Exercise brief
Extract every entry word for word.

(Figure contents as structured data)
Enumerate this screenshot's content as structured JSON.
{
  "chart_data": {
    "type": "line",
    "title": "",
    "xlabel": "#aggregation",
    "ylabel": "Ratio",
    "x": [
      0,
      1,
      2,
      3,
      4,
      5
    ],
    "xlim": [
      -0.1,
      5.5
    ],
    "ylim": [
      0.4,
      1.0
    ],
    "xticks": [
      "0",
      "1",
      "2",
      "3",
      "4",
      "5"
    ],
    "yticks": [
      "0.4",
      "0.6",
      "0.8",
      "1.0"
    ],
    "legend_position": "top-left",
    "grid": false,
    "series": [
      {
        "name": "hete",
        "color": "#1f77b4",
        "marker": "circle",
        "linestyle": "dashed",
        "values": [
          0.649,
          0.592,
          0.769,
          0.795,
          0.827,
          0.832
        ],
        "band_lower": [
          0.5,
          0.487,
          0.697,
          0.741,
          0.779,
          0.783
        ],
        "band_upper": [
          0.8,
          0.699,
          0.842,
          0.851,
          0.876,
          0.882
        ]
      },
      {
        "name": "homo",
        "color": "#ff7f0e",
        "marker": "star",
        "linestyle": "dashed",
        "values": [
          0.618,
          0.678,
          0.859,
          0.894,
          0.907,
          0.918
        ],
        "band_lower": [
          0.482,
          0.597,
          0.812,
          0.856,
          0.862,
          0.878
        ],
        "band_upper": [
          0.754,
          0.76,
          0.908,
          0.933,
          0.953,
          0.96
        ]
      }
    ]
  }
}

Solution for this problem
Enumerate this screenshot's content as structured JSON.
{
  "chart_data": {
    "type": "line",
    "title": "",
    "xlabel": "#aggregation",
    "ylabel": "Ratio",
    "x": [
      0,
      1,
      2,
      3,
      4,
      5
    ],
    "xlim": [
      -0.1,
      5.5
    ],
    "ylim": [
      0.4,
      1.0
    ],
    "xticks": [
      "0",
      "1",
      "2",
      "3",
      "4",
      "5"
    ],
    "yticks": [
      "0.4",
      "0.6",
      "0.8",
      "1.0"
    ],
    "legend_position": "top-left",
    "grid": false,
    "series": [
      {
        "name": "hete",
        "color": "#1f77b4",
        "marker": "circle",
        "linestyle": "dashed",
        "values": [
          0.649,
          0.592,
          0.769,
          0.795,
          0.827,
          0.832
        ],
        "band_lower": [
          0.5,
          0.487,
          0.697,
          0.741,
          0.779,
          0.783
        ],
        "band_upper": [
          0.8,
          0.699,
          0.842,
          0.851,
          0.876,
          0.882
        ]
      },
      {
        "name": "homo",
        "color": "#ff7f0e",
        "marker": "star",
        "linestyle": "dashed",
        "values": [
          0.618,
          0.678,
          0.859,
          0.894,
          0.907,
          0.918
        ],
        "band_lower": [
          0.482,
          0.597,
          0.812,
          0.856,
          0.862,
          0.878
        ],
        "band_upper": [
          0.754,
          0.76,
          0.908,
          0.933,
          0.953,
          0.96
        ]
      }
    ]
  }
}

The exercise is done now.